- **Task statement**
Copy the entries below word for word, but omit the pictures from your reply.
==================================================
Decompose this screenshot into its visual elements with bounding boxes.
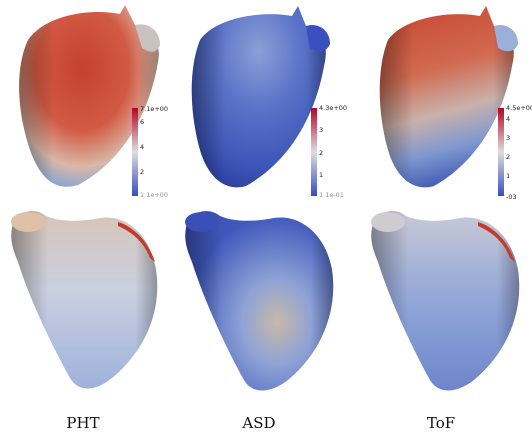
pht-colorbar-tick: 4 xyxy=(140,143,144,151)
tof-colorbar: 4.5e+00 4 3 2 1 -03 xyxy=(498,104,532,201)
pht-colorbar-min: 1.1e+00 xyxy=(140,191,168,199)
asd-colorbar-max: 4.3e+00 xyxy=(319,104,347,112)
pht-colorbar: 7.1e+00 6 4 2 1.1e+00 xyxy=(132,105,168,199)
asd-colorbar-tick: 2 xyxy=(319,149,323,157)
tof-bottom-mesh xyxy=(371,211,520,391)
column-label-pht: PHT xyxy=(66,414,100,432)
pht-bottom-mesh xyxy=(11,211,158,389)
asd-colorbar-tick: 1 xyxy=(319,171,323,179)
pht-colorbar-tick: 2 xyxy=(140,168,144,176)
tof-colorbar-tick: 3 xyxy=(506,134,510,142)
column-label-tof: ToF xyxy=(426,414,456,432)
asd-colorbar: 4.3e+00 3 2 1 1.1e-01 xyxy=(311,104,347,199)
column-label-asd: ASD xyxy=(242,414,276,432)
asd-top-mesh xyxy=(191,6,330,188)
tof-colorbar-min: -03 xyxy=(506,193,517,201)
asd-colorbar-tick: 3 xyxy=(319,126,323,134)
tof-top-mesh xyxy=(379,6,518,188)
asd-colorbar-min: 1.1e-01 xyxy=(319,191,344,199)
pht-top-mesh xyxy=(19,5,160,187)
tof-colorbar-tick: 4 xyxy=(506,115,510,123)
tof-colorbar-tick: 2 xyxy=(506,153,510,161)
pht-colorbar-tick: 6 xyxy=(140,118,144,126)
tof-colorbar-tick: 1 xyxy=(506,172,510,180)
pht-colorbar-max: 7.1e+00 xyxy=(140,105,168,113)
asd-bottom-mesh xyxy=(185,211,334,391)
tof-colorbar-max: 4.5e+00 xyxy=(506,104,532,112)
==================================================
- **The output**
Decompose this screenshot into its visual elements with bounding boxes.
pht-colorbar-tick: 4 xyxy=(140,143,144,151)
tof-colorbar: 4.5e+00 4 3 2 1 -03 xyxy=(498,104,532,201)
pht-colorbar-min: 1.1e+00 xyxy=(140,191,168,199)
asd-colorbar-max: 4.3e+00 xyxy=(319,104,347,112)
pht-colorbar: 7.1e+00 6 4 2 1.1e+00 xyxy=(132,105,168,199)
asd-colorbar-tick: 2 xyxy=(319,149,323,157)
tof-bottom-mesh xyxy=(371,211,520,391)
column-label-pht: PHT xyxy=(66,414,100,432)
pht-bottom-mesh xyxy=(11,211,158,389)
asd-colorbar-tick: 1 xyxy=(319,171,323,179)
pht-colorbar-tick: 2 xyxy=(140,168,144,176)
tof-colorbar-tick: 3 xyxy=(506,134,510,142)
column-label-tof: ToF xyxy=(426,414,456,432)
asd-colorbar: 4.3e+00 3 2 1 1.1e-01 xyxy=(311,104,347,199)
column-label-asd: ASD xyxy=(242,414,276,432)
asd-top-mesh xyxy=(191,6,330,188)
tof-colorbar-min: -03 xyxy=(506,193,517,201)
asd-colorbar-tick: 3 xyxy=(319,126,323,134)
tof-top-mesh xyxy=(379,6,518,188)
asd-colorbar-min: 1.1e-01 xyxy=(319,191,344,199)
pht-top-mesh xyxy=(19,5,160,187)
tof-colorbar-tick: 4 xyxy=(506,115,510,123)
tof-colorbar-tick: 2 xyxy=(506,153,510,161)
pht-colorbar-tick: 6 xyxy=(140,118,144,126)
tof-colorbar-tick: 1 xyxy=(506,172,510,180)
pht-colorbar-max: 7.1e+00 xyxy=(140,105,168,113)
asd-bottom-mesh xyxy=(185,211,334,391)
tof-colorbar-max: 4.5e+00 xyxy=(506,104,532,112)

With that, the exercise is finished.